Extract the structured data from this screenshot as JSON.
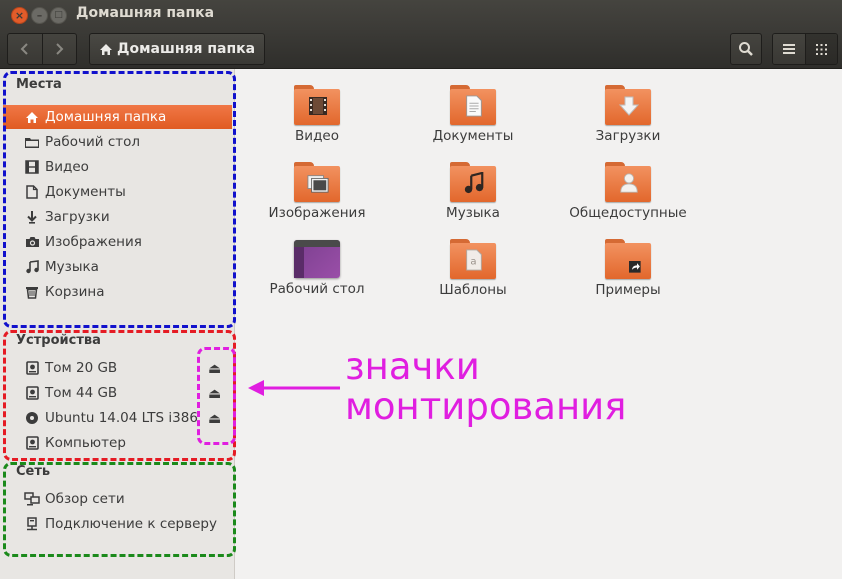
{
  "window": {
    "title": "Домашняя папка",
    "buttons": {
      "close": "×",
      "minimize": "–",
      "maximize": "□"
    }
  },
  "toolbar": {
    "back_icon": "chevron-left-icon",
    "forward_icon": "chevron-right-icon",
    "path_label": "Домашняя папка",
    "search_icon": "search-icon",
    "list_view_icon": "list-view-icon",
    "grid_view_icon": "grid-view-icon"
  },
  "sidebar": {
    "places_title": "Места",
    "places": [
      {
        "label": "Домашняя папка",
        "icon": "home-icon",
        "selected": true
      },
      {
        "label": "Рабочий стол",
        "icon": "folder-icon"
      },
      {
        "label": "Видео",
        "icon": "film-icon"
      },
      {
        "label": "Документы",
        "icon": "document-icon"
      },
      {
        "label": "Загрузки",
        "icon": "download-icon"
      },
      {
        "label": "Изображения",
        "icon": "camera-icon"
      },
      {
        "label": "Музыка",
        "icon": "music-icon"
      },
      {
        "label": "Корзина",
        "icon": "trash-icon"
      }
    ],
    "devices_title": "Устройства",
    "devices": [
      {
        "label": "Том 20 GB",
        "icon": "drive-icon",
        "eject": true
      },
      {
        "label": "Том 44 GB",
        "icon": "drive-icon",
        "eject": true
      },
      {
        "label": "Ubuntu 14.04 LTS i386",
        "icon": "disc-icon",
        "eject": true
      },
      {
        "label": "Компьютер",
        "icon": "drive-icon",
        "eject": false
      }
    ],
    "network_title": "Сеть",
    "network": [
      {
        "label": "Обзор сети",
        "icon": "network-icon"
      },
      {
        "label": "Подключение к серверу",
        "icon": "server-icon"
      }
    ]
  },
  "files": [
    {
      "name": "Видео",
      "emblem": "film-icon"
    },
    {
      "name": "Документы",
      "emblem": "document-icon"
    },
    {
      "name": "Загрузки",
      "emblem": "download-icon"
    },
    {
      "name": "Изображения",
      "emblem": "image-icon"
    },
    {
      "name": "Музыка",
      "emblem": "music-icon"
    },
    {
      "name": "Общедоступные",
      "emblem": "person-icon"
    },
    {
      "name": "Рабочий стол",
      "emblem": "desktop-icon"
    },
    {
      "name": "Шаблоны",
      "emblem": "template-icon"
    },
    {
      "name": "Примеры",
      "emblem": "link-icon"
    }
  ],
  "annotation": {
    "line1": "значки",
    "line2": "монтирования",
    "colors": {
      "places": "#1111cc",
      "devices": "#e51b24",
      "network": "#1b8a1b",
      "eject": "#e01ee0"
    }
  }
}
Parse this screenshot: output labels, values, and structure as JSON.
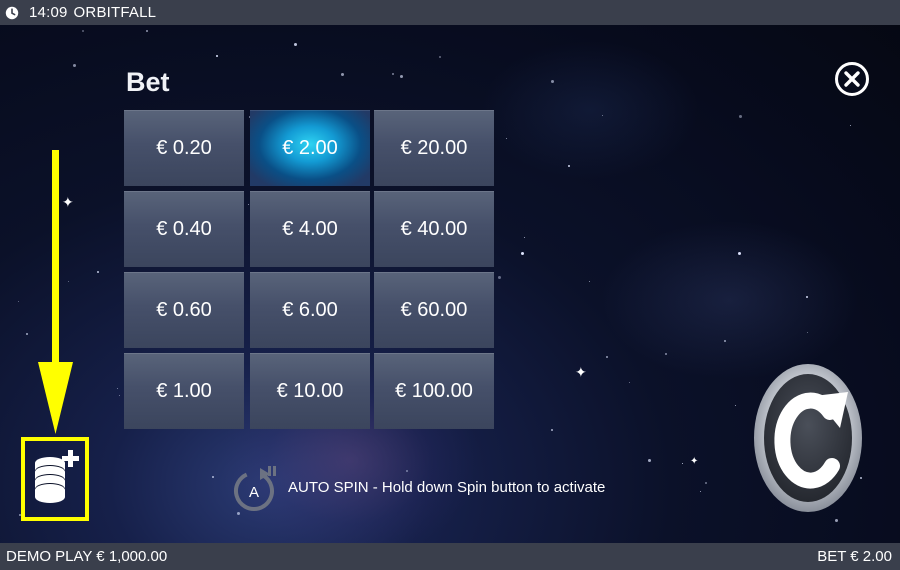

▶ [Brief] Whenever "стол" turns up in a line, pick that line out.

▶ [Written solution]
        "label": "Рабочий стол",
      "name": "Рабочий стол",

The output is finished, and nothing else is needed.